Collected data:
☆ ☆ ☆ ☆ ☆ ☆ ☆
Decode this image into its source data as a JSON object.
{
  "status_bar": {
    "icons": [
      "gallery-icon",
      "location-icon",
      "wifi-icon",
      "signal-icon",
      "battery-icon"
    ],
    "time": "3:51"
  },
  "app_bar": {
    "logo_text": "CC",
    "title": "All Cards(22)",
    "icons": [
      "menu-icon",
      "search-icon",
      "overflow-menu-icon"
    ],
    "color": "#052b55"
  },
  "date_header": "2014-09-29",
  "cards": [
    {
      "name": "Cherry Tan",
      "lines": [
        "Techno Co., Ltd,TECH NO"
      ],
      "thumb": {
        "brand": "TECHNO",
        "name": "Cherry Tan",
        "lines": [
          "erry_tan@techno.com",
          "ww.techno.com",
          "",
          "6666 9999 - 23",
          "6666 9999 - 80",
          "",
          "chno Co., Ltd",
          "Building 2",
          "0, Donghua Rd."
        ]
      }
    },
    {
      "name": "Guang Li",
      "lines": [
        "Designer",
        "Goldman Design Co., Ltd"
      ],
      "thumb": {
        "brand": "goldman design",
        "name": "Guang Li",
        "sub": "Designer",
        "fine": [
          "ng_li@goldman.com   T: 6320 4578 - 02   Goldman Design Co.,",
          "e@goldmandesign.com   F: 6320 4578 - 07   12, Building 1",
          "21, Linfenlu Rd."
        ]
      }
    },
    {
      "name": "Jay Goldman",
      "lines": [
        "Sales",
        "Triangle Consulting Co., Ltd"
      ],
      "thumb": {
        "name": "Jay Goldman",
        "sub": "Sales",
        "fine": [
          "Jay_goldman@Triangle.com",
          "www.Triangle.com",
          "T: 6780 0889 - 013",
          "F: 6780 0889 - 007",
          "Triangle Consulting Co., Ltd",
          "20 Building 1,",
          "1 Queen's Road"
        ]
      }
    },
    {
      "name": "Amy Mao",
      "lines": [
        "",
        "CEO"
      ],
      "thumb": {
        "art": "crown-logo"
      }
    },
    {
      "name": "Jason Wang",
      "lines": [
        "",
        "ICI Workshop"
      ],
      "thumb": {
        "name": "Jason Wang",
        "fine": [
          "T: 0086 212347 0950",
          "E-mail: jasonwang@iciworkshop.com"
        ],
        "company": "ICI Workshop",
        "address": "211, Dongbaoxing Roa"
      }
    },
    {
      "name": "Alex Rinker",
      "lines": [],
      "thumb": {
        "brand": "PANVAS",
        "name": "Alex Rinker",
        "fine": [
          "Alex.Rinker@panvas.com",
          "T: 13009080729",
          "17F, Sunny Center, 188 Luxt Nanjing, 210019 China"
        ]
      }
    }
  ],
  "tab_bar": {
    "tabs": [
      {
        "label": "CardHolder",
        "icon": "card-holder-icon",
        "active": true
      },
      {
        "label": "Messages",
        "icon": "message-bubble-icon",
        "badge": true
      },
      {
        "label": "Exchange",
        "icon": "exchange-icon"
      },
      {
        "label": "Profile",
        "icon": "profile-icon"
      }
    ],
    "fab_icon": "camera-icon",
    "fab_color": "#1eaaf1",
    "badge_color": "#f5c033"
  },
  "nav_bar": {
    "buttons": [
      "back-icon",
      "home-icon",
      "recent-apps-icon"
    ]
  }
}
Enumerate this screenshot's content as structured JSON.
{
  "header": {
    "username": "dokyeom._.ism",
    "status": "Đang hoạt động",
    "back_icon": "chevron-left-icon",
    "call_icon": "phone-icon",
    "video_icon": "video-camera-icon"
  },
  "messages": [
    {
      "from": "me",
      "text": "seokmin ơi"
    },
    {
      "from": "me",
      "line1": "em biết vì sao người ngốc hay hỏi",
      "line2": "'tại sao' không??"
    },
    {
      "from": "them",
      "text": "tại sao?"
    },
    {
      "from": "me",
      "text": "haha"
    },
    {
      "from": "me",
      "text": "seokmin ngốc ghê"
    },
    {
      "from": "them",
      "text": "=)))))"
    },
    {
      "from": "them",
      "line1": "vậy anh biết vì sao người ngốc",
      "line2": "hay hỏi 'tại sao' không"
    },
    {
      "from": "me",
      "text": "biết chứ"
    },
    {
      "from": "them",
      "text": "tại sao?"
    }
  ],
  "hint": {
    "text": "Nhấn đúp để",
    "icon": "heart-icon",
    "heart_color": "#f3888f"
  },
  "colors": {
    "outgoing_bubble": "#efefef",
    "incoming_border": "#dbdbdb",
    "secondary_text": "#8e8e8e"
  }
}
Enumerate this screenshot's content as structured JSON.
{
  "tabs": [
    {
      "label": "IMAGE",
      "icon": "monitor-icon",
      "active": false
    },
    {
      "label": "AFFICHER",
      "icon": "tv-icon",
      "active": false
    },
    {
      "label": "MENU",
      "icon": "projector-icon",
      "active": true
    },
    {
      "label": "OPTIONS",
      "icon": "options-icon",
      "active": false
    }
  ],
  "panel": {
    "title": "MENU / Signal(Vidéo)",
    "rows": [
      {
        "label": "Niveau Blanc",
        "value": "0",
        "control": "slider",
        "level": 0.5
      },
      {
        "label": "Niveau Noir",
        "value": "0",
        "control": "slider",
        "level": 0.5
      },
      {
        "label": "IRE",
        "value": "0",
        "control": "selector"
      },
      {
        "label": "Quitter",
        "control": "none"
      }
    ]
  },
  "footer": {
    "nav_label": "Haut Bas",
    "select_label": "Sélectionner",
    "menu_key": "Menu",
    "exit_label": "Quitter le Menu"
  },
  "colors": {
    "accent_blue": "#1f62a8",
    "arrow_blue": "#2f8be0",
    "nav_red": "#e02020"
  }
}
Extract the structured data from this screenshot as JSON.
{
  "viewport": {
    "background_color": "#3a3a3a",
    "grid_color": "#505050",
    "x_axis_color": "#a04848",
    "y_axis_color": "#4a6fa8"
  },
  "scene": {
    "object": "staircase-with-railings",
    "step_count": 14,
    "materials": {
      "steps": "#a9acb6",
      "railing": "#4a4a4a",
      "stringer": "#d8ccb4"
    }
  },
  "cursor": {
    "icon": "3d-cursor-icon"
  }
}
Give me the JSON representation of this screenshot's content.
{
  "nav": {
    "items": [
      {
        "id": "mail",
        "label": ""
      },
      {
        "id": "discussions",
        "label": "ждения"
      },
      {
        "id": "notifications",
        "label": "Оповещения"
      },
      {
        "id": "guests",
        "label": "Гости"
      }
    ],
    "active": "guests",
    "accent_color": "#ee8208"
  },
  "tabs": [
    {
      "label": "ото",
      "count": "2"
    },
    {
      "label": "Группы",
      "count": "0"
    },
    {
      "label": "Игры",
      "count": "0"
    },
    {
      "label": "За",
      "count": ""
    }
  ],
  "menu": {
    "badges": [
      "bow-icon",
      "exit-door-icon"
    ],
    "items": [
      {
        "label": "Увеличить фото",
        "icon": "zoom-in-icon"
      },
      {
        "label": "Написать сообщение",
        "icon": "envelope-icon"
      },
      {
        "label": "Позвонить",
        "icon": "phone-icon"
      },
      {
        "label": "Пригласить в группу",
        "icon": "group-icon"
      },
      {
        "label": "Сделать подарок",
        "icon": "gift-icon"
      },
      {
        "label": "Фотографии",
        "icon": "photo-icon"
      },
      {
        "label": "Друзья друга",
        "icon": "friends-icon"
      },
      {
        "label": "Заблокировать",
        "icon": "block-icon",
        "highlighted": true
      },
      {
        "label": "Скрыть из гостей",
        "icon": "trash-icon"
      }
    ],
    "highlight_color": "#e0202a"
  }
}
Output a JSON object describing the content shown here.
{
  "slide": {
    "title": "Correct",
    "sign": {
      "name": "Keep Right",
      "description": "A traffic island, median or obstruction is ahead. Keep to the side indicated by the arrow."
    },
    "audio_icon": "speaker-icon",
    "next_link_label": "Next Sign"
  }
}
☆ ☆ ☆ ☆ ☆ ☆ ☆
Task statement
Your reply is one number: how many lines of the records above contain the word "Quitter".

Solution
2